**EXERCISE INPUTS**:
>> begin
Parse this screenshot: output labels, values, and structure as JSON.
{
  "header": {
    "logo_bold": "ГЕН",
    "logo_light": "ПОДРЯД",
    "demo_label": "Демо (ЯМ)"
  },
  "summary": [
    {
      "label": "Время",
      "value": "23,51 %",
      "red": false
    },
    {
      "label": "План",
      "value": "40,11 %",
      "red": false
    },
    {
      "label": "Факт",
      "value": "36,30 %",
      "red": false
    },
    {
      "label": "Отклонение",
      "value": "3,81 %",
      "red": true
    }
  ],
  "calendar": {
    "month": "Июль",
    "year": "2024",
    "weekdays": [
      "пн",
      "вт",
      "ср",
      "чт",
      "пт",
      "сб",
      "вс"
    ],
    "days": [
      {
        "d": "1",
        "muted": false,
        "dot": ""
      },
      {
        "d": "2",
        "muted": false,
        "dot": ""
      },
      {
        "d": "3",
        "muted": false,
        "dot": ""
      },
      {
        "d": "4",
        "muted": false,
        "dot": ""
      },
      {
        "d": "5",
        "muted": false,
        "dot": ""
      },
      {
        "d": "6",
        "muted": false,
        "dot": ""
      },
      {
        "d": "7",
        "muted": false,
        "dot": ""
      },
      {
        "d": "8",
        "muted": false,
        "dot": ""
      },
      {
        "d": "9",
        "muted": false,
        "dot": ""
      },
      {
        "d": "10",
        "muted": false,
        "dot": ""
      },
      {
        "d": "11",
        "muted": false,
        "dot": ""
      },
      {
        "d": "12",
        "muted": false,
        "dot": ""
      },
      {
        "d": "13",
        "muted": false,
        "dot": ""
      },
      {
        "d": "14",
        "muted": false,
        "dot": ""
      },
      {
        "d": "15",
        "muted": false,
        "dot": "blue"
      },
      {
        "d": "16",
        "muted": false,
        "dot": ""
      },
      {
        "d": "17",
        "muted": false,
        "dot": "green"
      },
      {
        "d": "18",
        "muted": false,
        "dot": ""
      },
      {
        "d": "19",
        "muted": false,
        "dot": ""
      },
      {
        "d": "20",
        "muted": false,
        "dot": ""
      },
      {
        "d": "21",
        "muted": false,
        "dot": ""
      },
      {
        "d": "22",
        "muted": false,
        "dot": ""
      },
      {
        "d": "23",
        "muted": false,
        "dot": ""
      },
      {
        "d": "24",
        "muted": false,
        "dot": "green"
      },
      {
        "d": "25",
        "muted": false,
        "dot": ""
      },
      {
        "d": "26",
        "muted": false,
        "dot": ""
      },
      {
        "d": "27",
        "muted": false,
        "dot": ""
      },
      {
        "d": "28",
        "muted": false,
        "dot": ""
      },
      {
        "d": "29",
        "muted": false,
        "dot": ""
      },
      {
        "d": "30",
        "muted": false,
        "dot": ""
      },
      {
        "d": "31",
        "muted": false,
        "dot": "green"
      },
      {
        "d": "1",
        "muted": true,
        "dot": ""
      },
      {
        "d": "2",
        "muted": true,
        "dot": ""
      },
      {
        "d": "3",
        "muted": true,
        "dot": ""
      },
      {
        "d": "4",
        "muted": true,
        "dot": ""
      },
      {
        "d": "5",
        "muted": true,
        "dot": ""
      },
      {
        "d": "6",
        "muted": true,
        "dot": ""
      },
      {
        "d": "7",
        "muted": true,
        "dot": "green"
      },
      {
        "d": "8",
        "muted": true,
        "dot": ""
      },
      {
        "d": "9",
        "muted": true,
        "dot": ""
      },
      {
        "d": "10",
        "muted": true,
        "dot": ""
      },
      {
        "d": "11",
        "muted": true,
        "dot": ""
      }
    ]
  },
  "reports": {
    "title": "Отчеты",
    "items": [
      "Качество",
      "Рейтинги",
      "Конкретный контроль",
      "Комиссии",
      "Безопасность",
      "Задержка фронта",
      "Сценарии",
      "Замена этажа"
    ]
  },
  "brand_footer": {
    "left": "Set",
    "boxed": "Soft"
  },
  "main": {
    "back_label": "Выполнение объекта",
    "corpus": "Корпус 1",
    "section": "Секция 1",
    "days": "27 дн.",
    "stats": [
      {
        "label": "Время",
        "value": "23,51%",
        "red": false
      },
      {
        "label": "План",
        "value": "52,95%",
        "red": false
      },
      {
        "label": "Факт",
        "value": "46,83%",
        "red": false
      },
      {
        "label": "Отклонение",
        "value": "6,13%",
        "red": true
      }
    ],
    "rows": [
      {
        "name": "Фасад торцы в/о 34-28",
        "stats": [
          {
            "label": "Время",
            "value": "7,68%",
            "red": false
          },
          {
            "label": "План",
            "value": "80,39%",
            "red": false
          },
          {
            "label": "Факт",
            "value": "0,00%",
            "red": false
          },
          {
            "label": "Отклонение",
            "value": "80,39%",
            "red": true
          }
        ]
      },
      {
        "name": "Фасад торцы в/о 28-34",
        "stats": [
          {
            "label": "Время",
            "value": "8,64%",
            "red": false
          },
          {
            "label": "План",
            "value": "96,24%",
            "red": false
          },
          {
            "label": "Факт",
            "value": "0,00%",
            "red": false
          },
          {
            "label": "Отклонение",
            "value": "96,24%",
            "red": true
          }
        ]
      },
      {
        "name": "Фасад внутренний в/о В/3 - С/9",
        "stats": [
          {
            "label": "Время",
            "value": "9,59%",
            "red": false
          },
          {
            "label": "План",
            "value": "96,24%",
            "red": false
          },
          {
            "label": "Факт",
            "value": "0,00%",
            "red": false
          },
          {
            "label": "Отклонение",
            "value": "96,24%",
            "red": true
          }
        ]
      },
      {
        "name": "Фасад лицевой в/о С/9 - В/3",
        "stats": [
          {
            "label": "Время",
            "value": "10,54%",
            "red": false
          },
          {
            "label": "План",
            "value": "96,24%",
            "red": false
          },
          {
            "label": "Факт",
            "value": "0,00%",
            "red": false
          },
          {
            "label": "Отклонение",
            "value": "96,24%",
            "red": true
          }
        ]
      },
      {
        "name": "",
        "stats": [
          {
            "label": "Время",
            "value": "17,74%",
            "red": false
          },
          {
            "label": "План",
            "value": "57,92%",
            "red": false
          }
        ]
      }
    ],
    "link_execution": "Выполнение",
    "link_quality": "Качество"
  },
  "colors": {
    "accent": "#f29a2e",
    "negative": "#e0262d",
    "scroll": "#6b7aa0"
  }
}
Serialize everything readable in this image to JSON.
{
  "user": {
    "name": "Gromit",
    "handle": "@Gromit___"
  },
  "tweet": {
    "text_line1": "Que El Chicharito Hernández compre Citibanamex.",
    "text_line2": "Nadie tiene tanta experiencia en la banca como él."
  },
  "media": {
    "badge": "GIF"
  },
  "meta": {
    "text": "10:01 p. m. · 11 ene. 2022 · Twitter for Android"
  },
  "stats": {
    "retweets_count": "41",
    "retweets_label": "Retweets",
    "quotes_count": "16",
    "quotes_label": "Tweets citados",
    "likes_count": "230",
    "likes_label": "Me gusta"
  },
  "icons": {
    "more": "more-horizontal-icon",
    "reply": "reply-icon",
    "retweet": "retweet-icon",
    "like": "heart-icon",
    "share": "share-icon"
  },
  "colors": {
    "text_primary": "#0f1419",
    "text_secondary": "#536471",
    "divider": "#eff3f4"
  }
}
>> end
**WHAT THIS TASK INVOLVES**: Write out the whole listing exactly.

**THE OUTPUT**:
Parse this screenshot: output labels, values, and structure as JSON.
{
  "header": {
    "logo_bold": "ГЕН",
    "logo_light": "ПОДРЯД",
    "demo_label": "Демо (ЯМ)"
  },
  "summary": [
    {
      "label": "Время",
      "value": "23,51 %",
      "red": false
    },
    {
      "label": "План",
      "value": "40,11 %",
      "red": false
    },
    {
      "label": "Факт",
      "value": "36,30 %",
      "red": false
    },
    {
      "label": "Отклонение",
      "value": "3,81 %",
      "red": true
    }
  ],
  "calendar": {
    "month": "Июль",
    "year": "2024",
    "weekdays": [
      "пн",
      "вт",
      "ср",
      "чт",
      "пт",
      "сб",
      "вс"
    ],
    "days": [
      {
        "d": "1",
        "muted": false,
        "dot": ""
      },
      {
        "d": "2",
        "muted": false,
        "dot": ""
      },
      {
        "d": "3",
        "muted": false,
        "dot": ""
      },
      {
        "d": "4",
        "muted": false,
        "dot": ""
      },
      {
        "d": "5",
        "muted": false,
        "dot": ""
      },
      {
        "d": "6",
        "muted": false,
        "dot": ""
      },
      {
        "d": "7",
        "muted": false,
        "dot": ""
      },
      {
        "d": "8",
        "muted": false,
        "dot": ""
      },
      {
        "d": "9",
        "muted": false,
        "dot": ""
      },
      {
        "d": "10",
        "muted": false,
        "dot": ""
      },
      {
        "d": "11",
        "muted": false,
        "dot": ""
      },
      {
        "d": "12",
        "muted": false,
        "dot": ""
      },
      {
        "d": "13",
        "muted": false,
        "dot": ""
      },
      {
        "d": "14",
        "muted": false,
        "dot": ""
      },
      {
        "d": "15",
        "muted": false,
        "dot": "blue"
      },
      {
        "d": "16",
        "muted": false,
        "dot": ""
      },
      {
        "d": "17",
        "muted": false,
        "dot": "green"
      },
      {
        "d": "18",
        "muted": false,
        "dot": ""
      },
      {
        "d": "19",
        "muted": false,
        "dot": ""
      },
      {
        "d": "20",
        "muted": false,
        "dot": ""
      },
      {
        "d": "21",
        "muted": false,
        "dot": ""
      },
      {
        "d": "22",
        "muted": false,
        "dot": ""
      },
      {
        "d": "23",
        "muted": false,
        "dot": ""
      },
      {
        "d": "24",
        "muted": false,
        "dot": "green"
      },
      {
        "d": "25",
        "muted": false,
        "dot": ""
      },
      {
        "d": "26",
        "muted": false,
        "dot": ""
      },
      {
        "d": "27",
        "muted": false,
        "dot": ""
      },
      {
        "d": "28",
        "muted": false,
        "dot": ""
      },
      {
        "d": "29",
        "muted": false,
        "dot": ""
      },
      {
        "d": "30",
        "muted": false,
        "dot": ""
      },
      {
        "d": "31",
        "muted": false,
        "dot": "green"
      },
      {
        "d": "1",
        "muted": true,
        "dot": ""
      },
      {
        "d": "2",
        "muted": true,
        "dot": ""
      },
      {
        "d": "3",
        "muted": true,
        "dot": ""
      },
      {
        "d": "4",
        "muted": true,
        "dot": ""
      },
      {
        "d": "5",
        "muted": true,
        "dot": ""
      },
      {
        "d": "6",
        "muted": true,
        "dot": ""
      },
      {
        "d": "7",
        "muted": true,
        "dot": "green"
      },
      {
        "d": "8",
        "muted": true,
        "dot": ""
      },
      {
        "d": "9",
        "muted": true,
        "dot": ""
      },
      {
        "d": "10",
        "muted": true,
        "dot": ""
      },
      {
        "d": "11",
        "muted": true,
        "dot": ""
      }
    ]
  },
  "reports": {
    "title": "Отчеты",
    "items": [
      "Качество",
      "Рейтинги",
      "Конкретный контроль",
      "Комиссии",
      "Безопасность",
      "Задержка фронта",
      "Сценарии",
      "Замена этажа"
    ]
  },
  "brand_footer": {
    "left": "Set",
    "boxed": "Soft"
  },
  "main": {
    "back_label": "Выполнение объекта",
    "corpus": "Корпус 1",
    "section": "Секция 1",
    "days": "27 дн.",
    "stats": [
      {
        "label": "Время",
        "value": "23,51%",
        "red": false
      },
      {
        "label": "План",
        "value": "52,95%",
        "red": false
      },
      {
        "label": "Факт",
        "value": "46,83%",
        "red": false
      },
      {
        "label": "Отклонение",
        "value": "6,13%",
        "red": true
      }
    ],
    "rows": [
      {
        "name": "Фасад торцы в/о 34-28",
        "stats": [
          {
            "label": "Время",
            "value": "7,68%",
            "red": false
          },
          {
            "label": "План",
            "value": "80,39%",
            "red": false
          },
          {
            "label": "Факт",
            "value": "0,00%",
            "red": false
          },
          {
            "label": "Отклонение",
            "value": "80,39%",
            "red": true
          }
        ]
      },
      {
        "name": "Фасад торцы в/о 28-34",
        "stats": [
          {
            "label": "Время",
            "value": "8,64%",
            "red": false
          },
          {
            "label": "План",
            "value": "96,24%",
            "red": false
          },
          {
            "label": "Факт",
            "value": "0,00%",
            "red": false
          },
          {
            "label": "Отклонение",
            "value": "96,24%",
            "red": true
          }
        ]
      },
      {
        "name": "Фасад внутренний в/о В/3 - С/9",
        "stats": [
          {
            "label": "Время",
            "value": "9,59%",
            "red": false
          },
          {
            "label": "План",
            "value": "96,24%",
            "red": false
          },
          {
            "label": "Факт",
            "value": "0,00%",
            "red": false
          },
          {
            "label": "Отклонение",
            "value": "96,24%",
            "red": true
          }
        ]
      },
      {
        "name": "Фасад лицевой в/о С/9 - В/3",
        "stats": [
          {
            "label": "Время",
            "value": "10,54%",
            "red": false
          },
          {
            "label": "План",
            "value": "96,24%",
            "red": false
          },
          {
            "label": "Факт",
            "value": "0,00%",
            "red": false
          },
          {
            "label": "Отклонение",
            "value": "96,24%",
            "red": true
          }
        ]
      },
      {
        "name": "",
        "stats": [
          {
            "label": "Время",
            "value": "17,74%",
            "red": false
          },
          {
            "label": "План",
            "value": "57,92%",
            "red": false
          }
        ]
      }
    ],
    "link_execution": "Выполнение",
    "link_quality": "Качество"
  },
  "colors": {
    "accent": "#f29a2e",
    "negative": "#e0262d",
    "scroll": "#6b7aa0"
  }
}
Serialize everything readable in this image to JSON.
{
  "user": {
    "name": "Gromit",
    "handle": "@Gromit___"
  },
  "tweet": {
    "text_line1": "Que El Chicharito Hernández compre Citibanamex.",
    "text_line2": "Nadie tiene tanta experiencia en la banca como él."
  },
  "media": {
    "badge": "GIF"
  },
  "meta": {
    "text": "10:01 p. m. · 11 ene. 2022 · Twitter for Android"
  },
  "stats": {
    "retweets_count": "41",
    "retweets_label": "Retweets",
    "quotes_count": "16",
    "quotes_label": "Tweets citados",
    "likes_count": "230",
    "likes_label": "Me gusta"
  },
  "icons": {
    "more": "more-horizontal-icon",
    "reply": "reply-icon",
    "retweet": "retweet-icon",
    "like": "heart-icon",
    "share": "share-icon"
  },
  "colors": {
    "text_primary": "#0f1419",
    "text_secondary": "#536471",
    "divider": "#eff3f4"
  }
}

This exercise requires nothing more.